***** Supplied material *****
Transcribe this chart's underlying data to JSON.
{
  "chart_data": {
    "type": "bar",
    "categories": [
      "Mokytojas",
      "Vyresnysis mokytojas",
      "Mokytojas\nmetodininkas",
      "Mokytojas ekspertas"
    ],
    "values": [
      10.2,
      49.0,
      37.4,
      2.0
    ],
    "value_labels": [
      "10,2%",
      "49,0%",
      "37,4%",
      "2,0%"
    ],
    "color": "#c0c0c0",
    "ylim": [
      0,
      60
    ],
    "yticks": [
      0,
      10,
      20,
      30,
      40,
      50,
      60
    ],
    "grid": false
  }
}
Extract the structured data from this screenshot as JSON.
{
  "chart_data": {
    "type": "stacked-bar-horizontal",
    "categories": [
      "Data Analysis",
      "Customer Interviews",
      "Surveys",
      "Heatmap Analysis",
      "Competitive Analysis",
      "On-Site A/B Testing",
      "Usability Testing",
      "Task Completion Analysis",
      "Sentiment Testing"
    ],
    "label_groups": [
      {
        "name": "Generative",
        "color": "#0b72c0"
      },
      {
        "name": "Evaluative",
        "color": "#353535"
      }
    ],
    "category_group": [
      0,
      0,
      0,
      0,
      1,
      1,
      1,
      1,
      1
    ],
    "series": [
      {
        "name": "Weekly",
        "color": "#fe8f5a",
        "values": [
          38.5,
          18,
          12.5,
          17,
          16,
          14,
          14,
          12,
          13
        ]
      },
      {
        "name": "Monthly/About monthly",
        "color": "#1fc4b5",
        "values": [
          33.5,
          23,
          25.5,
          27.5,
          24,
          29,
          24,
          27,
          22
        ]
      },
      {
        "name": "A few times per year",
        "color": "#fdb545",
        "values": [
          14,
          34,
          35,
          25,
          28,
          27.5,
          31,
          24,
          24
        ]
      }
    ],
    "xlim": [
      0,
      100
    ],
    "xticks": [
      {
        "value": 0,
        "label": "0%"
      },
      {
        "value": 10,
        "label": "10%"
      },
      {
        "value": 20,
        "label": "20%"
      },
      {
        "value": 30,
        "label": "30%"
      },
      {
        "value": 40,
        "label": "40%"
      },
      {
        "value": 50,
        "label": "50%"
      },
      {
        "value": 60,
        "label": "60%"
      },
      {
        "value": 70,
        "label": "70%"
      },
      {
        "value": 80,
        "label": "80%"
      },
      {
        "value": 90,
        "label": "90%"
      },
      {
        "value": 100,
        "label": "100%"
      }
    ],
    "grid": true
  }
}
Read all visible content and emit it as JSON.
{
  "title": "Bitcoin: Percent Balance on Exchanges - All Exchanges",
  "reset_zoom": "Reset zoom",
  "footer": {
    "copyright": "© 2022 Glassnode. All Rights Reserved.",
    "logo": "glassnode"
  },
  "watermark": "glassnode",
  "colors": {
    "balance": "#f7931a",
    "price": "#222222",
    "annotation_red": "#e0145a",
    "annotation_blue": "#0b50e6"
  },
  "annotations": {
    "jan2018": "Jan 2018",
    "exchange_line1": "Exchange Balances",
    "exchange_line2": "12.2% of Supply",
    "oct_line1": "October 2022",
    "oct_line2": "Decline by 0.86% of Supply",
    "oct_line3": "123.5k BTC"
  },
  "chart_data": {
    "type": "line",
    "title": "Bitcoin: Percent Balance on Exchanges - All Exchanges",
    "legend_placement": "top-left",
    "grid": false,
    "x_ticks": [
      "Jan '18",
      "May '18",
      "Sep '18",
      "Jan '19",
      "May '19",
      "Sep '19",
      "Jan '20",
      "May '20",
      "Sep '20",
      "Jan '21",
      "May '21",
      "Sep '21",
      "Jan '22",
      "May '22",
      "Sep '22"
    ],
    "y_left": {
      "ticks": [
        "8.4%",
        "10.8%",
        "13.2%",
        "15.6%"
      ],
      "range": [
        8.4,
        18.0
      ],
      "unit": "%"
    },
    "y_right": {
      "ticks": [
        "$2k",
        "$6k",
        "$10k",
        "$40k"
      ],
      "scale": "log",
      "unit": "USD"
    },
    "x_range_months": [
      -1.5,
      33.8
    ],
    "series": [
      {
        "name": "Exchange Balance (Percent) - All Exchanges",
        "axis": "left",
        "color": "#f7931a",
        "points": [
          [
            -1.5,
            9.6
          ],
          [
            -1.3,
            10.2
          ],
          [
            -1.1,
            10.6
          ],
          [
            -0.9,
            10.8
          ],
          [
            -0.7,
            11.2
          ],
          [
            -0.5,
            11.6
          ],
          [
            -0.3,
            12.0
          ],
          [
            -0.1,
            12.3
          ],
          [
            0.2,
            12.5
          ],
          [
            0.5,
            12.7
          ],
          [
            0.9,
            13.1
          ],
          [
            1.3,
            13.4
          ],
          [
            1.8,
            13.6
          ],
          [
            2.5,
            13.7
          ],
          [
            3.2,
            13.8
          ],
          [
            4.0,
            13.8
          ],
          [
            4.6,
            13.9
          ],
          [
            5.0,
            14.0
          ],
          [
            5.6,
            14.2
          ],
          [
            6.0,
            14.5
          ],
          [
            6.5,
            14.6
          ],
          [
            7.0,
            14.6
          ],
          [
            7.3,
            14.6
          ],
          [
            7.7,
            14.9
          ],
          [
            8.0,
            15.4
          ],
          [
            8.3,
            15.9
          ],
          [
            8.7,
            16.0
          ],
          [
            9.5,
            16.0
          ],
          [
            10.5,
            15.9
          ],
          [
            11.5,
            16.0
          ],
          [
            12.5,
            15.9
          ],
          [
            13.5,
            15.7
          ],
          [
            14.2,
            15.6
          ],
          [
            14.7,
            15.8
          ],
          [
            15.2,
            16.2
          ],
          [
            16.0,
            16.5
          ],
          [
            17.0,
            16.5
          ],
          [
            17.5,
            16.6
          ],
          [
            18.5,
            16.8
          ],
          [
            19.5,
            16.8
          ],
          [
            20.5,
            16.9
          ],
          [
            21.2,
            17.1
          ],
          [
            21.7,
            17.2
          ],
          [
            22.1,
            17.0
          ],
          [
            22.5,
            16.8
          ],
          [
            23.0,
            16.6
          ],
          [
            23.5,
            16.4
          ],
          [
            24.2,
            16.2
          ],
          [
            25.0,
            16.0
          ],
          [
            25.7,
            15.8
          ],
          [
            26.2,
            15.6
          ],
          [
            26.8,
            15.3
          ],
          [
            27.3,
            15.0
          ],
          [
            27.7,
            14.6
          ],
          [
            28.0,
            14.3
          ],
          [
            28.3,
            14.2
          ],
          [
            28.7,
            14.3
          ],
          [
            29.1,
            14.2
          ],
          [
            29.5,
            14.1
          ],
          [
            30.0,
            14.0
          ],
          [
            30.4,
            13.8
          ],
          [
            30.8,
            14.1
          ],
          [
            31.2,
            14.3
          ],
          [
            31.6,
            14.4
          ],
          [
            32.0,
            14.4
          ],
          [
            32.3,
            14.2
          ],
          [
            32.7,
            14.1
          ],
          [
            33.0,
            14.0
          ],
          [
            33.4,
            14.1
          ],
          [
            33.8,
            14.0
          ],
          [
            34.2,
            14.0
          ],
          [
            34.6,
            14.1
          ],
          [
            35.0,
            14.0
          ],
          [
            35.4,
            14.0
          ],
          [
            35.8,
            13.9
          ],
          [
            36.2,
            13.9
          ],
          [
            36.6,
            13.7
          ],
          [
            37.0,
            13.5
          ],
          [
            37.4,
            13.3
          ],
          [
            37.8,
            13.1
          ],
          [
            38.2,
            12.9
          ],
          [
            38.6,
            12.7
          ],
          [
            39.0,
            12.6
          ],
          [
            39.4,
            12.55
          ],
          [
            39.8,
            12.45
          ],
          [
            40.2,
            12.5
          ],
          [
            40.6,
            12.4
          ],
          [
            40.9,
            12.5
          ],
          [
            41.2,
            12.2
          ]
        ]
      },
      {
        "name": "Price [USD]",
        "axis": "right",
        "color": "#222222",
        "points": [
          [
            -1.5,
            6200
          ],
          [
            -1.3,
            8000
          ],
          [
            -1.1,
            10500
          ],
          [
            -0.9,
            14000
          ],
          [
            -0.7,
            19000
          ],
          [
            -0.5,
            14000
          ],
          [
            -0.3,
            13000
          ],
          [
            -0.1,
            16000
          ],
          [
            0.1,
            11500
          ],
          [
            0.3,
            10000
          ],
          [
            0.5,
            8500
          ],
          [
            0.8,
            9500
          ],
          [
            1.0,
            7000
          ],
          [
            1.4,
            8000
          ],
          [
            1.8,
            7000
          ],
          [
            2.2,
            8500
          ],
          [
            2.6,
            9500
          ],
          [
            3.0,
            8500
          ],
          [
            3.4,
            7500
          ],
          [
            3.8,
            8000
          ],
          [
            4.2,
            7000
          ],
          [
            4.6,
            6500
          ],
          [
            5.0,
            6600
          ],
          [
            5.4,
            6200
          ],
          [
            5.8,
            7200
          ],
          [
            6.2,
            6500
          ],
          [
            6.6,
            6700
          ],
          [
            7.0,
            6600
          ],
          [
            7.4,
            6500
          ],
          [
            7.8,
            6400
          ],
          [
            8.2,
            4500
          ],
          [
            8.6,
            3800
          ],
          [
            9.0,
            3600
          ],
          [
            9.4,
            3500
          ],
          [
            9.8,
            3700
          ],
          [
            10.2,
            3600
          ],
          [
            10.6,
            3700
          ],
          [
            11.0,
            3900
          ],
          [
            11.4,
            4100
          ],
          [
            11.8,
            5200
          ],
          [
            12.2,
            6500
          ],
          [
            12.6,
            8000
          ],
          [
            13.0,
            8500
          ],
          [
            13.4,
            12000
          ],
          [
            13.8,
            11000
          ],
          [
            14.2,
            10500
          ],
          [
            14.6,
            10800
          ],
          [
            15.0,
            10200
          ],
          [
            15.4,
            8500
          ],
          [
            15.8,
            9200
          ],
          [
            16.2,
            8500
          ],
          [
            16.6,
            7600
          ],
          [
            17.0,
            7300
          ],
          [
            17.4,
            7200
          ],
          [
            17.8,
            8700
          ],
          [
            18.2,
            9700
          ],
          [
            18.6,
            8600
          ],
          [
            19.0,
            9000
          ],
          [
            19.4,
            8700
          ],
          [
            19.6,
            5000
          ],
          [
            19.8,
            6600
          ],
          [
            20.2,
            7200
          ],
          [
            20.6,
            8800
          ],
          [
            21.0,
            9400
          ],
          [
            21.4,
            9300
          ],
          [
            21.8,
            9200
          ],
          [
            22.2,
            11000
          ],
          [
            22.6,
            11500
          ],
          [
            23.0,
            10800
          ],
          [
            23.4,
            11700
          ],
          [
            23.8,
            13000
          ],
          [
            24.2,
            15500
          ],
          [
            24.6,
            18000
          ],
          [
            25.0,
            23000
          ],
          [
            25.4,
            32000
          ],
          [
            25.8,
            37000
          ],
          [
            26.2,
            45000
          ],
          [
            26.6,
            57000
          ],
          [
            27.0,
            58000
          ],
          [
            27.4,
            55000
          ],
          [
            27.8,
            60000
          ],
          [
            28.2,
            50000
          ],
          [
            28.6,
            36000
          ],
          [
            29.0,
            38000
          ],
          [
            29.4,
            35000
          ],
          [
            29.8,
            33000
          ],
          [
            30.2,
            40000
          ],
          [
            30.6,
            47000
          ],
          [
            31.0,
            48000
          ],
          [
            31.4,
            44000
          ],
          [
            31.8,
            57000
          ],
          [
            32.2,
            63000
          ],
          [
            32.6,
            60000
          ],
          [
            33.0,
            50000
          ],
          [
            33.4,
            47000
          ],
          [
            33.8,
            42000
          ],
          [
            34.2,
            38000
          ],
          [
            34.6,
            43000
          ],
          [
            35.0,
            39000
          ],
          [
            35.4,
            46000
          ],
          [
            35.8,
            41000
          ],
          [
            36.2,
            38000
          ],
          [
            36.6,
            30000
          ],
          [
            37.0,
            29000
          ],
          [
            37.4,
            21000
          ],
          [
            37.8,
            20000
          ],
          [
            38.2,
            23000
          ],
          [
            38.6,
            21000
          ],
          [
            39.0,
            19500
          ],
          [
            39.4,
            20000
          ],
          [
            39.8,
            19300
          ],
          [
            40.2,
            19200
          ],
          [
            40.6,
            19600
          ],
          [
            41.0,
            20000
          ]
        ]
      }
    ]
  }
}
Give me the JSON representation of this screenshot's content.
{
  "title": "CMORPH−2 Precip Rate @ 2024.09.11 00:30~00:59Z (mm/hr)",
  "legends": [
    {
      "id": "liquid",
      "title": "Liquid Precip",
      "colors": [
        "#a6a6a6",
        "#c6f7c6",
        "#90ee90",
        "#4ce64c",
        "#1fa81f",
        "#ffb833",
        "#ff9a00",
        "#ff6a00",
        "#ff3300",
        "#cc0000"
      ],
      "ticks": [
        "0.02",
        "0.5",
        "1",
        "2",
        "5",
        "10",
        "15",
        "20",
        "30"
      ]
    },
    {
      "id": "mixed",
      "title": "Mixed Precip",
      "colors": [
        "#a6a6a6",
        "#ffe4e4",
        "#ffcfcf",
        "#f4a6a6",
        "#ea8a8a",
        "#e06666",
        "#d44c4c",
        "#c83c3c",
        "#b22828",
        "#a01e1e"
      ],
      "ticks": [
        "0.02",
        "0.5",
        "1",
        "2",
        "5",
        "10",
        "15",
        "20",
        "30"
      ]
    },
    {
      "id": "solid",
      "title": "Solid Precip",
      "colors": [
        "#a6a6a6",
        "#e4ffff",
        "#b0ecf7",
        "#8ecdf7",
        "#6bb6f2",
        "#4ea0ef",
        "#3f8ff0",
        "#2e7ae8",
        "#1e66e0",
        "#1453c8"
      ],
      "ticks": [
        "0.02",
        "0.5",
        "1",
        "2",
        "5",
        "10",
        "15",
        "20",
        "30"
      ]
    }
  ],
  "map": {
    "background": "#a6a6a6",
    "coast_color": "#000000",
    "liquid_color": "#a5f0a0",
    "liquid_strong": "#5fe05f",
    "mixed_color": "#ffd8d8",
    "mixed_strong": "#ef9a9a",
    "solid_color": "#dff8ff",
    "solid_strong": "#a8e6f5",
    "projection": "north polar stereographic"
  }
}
*****
• [Exercise instructions] Repeat only the lines running from the line that contains "Give me the" through the last line above, inclusive.

• [Response to this task]
Give me the JSON representation of this screenshot's content.
{
  "title": "CMORPH−2 Precip Rate @ 2024.09.11 00:30~00:59Z (mm/hr)",
  "legends": [
    {
      "id": "liquid",
      "title": "Liquid Precip",
      "colors": [
        "#a6a6a6",
        "#c6f7c6",
        "#90ee90",
        "#4ce64c",
        "#1fa81f",
        "#ffb833",
        "#ff9a00",
        "#ff6a00",
        "#ff3300",
        "#cc0000"
      ],
      "ticks": [
        "0.02",
        "0.5",
        "1",
        "2",
        "5",
        "10",
        "15",
        "20",
        "30"
      ]
    },
    {
      "id": "mixed",
      "title": "Mixed Precip",
      "colors": [
        "#a6a6a6",
        "#ffe4e4",
        "#ffcfcf",
        "#f4a6a6",
        "#ea8a8a",
        "#e06666",
        "#d44c4c",
        "#c83c3c",
        "#b22828",
        "#a01e1e"
      ],
      "ticks": [
        "0.02",
        "0.5",
        "1",
        "2",
        "5",
        "10",
        "15",
        "20",
        "30"
      ]
    },
    {
      "id": "solid",
      "title": "Solid Precip",
      "colors": [
        "#a6a6a6",
        "#e4ffff",
        "#b0ecf7",
        "#8ecdf7",
        "#6bb6f2",
        "#4ea0ef",
        "#3f8ff0",
        "#2e7ae8",
        "#1e66e0",
        "#1453c8"
      ],
      "ticks": [
        "0.02",
        "0.5",
        "1",
        "2",
        "5",
        "10",
        "15",
        "20",
        "30"
      ]
    }
  ],
  "map": {
    "background": "#a6a6a6",
    "coast_color": "#000000",
    "liquid_color": "#a5f0a0",
    "liquid_strong": "#5fe05f",
    "mixed_color": "#ffd8d8",
    "mixed_strong": "#ef9a9a",
    "solid_color": "#dff8ff",
    "solid_strong": "#a8e6f5",
    "projection": "north polar stereographic"
  }
}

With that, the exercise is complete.